SUPPLIED RECORDS:
^^^^^^^^^^^^^^^^

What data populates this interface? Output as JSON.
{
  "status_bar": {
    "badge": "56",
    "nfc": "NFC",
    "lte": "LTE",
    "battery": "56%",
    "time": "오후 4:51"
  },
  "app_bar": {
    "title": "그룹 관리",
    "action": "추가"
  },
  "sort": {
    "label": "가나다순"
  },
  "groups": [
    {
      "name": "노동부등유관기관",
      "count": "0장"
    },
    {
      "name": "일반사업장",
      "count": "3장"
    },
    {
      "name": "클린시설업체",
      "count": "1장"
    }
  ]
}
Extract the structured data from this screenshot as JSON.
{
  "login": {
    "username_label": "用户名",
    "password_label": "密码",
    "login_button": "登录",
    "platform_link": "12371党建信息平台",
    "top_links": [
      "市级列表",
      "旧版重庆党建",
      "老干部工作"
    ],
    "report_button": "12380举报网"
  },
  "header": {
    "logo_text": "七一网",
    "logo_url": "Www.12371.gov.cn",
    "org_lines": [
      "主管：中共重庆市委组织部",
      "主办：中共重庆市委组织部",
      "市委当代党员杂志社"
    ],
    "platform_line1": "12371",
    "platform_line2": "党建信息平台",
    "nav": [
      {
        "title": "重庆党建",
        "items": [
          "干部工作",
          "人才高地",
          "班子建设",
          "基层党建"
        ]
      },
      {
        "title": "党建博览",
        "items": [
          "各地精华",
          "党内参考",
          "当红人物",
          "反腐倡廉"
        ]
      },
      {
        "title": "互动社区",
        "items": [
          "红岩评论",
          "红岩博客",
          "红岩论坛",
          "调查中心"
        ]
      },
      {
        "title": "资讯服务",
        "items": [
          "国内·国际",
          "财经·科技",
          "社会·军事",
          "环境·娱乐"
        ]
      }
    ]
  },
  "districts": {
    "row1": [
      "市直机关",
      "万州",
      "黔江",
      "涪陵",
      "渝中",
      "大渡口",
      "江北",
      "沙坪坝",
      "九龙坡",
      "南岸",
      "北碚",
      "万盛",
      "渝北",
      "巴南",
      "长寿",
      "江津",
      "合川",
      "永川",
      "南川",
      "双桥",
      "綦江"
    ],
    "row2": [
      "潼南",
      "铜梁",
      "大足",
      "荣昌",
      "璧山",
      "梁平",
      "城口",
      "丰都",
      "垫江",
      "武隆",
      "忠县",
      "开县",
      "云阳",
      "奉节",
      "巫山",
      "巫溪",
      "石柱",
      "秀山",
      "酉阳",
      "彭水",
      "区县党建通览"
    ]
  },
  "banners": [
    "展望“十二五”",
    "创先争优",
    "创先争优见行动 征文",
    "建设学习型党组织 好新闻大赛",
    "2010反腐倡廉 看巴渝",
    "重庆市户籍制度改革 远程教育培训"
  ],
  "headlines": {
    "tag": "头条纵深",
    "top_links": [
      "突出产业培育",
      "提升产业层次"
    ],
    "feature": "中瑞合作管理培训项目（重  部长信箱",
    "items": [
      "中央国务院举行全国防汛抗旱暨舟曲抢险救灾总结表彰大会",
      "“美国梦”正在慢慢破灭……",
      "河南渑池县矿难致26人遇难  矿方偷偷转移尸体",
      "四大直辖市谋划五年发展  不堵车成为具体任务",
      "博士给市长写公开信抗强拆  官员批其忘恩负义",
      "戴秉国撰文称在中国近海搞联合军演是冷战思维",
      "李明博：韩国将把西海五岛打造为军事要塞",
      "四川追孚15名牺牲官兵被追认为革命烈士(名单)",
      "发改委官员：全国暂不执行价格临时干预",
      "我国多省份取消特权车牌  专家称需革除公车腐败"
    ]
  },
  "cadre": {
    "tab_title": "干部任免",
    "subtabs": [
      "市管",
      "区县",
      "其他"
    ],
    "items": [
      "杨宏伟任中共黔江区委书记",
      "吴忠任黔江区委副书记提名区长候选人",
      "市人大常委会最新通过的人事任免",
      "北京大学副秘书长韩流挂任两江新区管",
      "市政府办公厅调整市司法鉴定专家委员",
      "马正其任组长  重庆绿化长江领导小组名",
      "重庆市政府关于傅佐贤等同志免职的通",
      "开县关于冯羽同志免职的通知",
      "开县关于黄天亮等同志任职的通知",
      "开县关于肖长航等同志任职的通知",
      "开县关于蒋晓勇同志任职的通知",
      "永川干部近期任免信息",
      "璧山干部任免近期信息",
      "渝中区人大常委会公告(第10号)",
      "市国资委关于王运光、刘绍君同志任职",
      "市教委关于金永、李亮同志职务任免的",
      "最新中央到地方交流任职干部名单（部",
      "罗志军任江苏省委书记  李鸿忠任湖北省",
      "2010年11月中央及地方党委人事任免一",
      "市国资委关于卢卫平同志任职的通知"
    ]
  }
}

^^^^^^^^^^^^^^^^

Filter the listing above for the string "this" and copy every matching line.

What data populates this interface? Output as JSON.
Extract the structured data from this screenshot as JSON.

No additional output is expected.